- **Exercise description**
Answer with one number: how many lines hold the string "Afterburner".

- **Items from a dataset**

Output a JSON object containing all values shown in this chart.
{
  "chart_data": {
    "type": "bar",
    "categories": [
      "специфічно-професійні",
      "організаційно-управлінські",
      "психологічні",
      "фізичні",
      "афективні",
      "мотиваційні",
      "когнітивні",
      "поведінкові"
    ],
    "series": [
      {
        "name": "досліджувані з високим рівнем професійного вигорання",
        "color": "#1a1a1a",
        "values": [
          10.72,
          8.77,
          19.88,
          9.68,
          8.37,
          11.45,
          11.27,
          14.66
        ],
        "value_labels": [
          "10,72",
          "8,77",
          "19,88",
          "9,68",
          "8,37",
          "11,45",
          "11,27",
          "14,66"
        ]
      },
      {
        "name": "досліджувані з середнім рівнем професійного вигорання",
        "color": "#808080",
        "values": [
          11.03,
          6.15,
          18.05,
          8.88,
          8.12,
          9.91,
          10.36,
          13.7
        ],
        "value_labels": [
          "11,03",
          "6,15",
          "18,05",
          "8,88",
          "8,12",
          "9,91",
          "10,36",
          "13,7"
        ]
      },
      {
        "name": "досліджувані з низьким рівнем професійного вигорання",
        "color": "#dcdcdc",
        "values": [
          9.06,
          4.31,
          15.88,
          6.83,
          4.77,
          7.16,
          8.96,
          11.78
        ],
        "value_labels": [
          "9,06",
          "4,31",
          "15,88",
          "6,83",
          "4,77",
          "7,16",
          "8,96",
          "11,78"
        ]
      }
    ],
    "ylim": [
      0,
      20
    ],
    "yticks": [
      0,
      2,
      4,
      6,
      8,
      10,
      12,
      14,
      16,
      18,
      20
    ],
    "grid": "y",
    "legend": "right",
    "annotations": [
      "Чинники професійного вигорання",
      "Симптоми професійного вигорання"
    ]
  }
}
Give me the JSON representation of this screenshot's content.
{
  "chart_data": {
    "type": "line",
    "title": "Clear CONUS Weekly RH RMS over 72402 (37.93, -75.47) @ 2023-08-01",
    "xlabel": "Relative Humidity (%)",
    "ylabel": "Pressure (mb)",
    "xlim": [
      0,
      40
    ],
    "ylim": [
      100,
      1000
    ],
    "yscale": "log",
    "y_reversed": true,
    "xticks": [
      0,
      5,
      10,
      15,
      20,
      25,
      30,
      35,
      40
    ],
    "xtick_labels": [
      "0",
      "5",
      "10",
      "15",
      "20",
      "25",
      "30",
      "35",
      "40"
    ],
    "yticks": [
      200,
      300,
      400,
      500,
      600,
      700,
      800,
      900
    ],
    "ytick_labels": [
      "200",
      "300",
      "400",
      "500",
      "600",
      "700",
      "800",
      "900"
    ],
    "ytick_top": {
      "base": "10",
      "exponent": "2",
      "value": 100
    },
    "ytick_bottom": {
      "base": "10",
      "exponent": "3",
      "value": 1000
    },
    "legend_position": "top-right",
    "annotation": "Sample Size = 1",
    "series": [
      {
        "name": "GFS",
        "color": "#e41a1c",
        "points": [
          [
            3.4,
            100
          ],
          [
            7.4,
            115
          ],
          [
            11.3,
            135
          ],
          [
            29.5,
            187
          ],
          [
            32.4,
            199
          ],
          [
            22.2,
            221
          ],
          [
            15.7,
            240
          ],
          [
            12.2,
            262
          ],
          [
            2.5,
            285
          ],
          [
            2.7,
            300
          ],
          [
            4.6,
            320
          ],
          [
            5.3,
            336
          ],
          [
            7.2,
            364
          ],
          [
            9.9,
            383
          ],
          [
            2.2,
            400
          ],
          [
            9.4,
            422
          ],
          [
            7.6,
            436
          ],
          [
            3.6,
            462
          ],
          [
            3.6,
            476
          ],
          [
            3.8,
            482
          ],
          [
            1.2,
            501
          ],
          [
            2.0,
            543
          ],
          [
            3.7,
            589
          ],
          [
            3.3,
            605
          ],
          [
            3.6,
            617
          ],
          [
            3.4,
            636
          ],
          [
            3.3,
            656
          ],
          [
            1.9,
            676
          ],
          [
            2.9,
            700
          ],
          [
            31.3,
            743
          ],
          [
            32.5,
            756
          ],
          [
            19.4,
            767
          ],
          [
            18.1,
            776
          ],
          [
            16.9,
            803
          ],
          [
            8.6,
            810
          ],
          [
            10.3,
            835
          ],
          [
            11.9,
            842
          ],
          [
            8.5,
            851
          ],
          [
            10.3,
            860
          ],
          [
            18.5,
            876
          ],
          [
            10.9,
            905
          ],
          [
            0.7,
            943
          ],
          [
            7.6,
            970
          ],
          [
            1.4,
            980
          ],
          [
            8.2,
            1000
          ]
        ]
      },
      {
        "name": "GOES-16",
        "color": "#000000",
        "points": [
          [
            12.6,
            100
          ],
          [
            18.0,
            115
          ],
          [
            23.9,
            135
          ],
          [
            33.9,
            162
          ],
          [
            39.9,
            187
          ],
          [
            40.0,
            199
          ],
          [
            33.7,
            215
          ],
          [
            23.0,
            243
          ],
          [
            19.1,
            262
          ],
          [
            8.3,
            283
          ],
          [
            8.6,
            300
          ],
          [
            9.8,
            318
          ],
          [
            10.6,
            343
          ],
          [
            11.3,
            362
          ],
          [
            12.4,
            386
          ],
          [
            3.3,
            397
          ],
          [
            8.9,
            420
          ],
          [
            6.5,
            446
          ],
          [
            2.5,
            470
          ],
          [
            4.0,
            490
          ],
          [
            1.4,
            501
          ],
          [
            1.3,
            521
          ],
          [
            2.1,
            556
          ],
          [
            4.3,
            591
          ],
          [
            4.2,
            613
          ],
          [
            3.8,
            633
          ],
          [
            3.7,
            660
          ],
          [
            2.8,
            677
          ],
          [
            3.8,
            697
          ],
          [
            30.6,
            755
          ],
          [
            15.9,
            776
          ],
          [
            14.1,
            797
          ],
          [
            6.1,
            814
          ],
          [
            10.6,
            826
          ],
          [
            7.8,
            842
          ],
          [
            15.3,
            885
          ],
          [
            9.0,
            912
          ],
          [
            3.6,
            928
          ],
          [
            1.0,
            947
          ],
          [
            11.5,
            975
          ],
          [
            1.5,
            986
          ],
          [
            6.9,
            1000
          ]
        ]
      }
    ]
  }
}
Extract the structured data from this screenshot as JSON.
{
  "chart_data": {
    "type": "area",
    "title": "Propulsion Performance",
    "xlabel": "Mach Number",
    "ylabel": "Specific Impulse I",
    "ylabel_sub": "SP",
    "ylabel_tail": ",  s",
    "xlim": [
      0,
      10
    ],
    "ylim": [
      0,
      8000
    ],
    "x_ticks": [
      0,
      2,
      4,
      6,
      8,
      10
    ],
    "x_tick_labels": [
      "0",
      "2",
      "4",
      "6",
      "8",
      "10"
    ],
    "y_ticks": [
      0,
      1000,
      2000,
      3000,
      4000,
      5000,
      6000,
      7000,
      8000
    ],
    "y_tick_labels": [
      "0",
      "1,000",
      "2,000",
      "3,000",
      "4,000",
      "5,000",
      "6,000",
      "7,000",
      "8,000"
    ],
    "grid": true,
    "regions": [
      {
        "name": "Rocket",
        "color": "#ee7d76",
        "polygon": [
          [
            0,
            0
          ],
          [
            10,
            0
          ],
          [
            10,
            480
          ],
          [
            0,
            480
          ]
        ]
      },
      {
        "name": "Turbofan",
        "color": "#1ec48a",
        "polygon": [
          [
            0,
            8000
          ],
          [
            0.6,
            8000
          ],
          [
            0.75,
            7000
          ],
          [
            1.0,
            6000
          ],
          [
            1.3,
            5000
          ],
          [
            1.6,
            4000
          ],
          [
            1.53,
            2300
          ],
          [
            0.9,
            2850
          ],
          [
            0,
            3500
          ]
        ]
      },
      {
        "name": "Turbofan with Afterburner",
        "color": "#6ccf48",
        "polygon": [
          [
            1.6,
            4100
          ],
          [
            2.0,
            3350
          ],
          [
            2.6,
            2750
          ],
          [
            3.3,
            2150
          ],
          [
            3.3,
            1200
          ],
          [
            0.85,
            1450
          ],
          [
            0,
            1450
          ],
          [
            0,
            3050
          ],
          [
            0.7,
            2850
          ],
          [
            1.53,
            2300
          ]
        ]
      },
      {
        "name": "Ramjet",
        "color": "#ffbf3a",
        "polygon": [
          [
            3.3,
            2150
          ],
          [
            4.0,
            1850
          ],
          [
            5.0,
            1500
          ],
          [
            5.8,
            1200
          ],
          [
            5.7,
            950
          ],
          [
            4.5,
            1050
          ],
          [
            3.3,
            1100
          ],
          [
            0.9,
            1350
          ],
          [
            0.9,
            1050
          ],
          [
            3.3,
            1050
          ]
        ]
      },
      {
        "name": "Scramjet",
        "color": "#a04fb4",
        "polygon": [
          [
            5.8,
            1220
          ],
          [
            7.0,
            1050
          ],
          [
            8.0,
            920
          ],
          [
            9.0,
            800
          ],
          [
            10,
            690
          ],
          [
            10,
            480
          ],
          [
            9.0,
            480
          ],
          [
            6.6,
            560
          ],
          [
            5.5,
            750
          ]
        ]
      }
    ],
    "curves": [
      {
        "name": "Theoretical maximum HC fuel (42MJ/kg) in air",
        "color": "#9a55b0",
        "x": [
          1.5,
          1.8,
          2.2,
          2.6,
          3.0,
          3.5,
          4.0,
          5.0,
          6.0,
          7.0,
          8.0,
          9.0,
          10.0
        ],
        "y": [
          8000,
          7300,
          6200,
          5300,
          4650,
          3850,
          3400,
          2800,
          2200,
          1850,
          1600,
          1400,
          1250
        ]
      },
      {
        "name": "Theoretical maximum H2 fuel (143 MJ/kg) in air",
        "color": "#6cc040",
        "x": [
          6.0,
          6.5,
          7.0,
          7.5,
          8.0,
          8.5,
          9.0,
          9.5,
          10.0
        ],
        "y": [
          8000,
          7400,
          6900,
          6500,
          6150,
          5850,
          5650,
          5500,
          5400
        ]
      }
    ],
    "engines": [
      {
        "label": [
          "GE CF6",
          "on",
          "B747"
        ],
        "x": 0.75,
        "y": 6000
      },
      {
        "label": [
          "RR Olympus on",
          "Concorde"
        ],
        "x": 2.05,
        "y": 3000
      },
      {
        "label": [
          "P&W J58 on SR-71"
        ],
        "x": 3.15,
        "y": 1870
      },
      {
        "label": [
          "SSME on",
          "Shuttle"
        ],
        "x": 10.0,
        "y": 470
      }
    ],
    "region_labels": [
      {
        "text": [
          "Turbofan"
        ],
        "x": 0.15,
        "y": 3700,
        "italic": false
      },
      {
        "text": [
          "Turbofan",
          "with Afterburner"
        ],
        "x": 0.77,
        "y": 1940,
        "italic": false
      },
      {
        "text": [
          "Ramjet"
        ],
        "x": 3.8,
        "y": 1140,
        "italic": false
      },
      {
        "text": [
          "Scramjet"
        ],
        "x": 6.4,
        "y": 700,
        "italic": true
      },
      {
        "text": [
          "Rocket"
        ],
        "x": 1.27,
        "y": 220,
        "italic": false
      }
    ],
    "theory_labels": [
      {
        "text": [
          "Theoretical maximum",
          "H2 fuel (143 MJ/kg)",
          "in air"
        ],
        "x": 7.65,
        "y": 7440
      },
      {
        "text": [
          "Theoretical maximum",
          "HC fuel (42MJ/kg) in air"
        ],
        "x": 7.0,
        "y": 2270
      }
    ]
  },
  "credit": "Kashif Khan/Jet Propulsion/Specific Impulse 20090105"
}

- **Full output**
2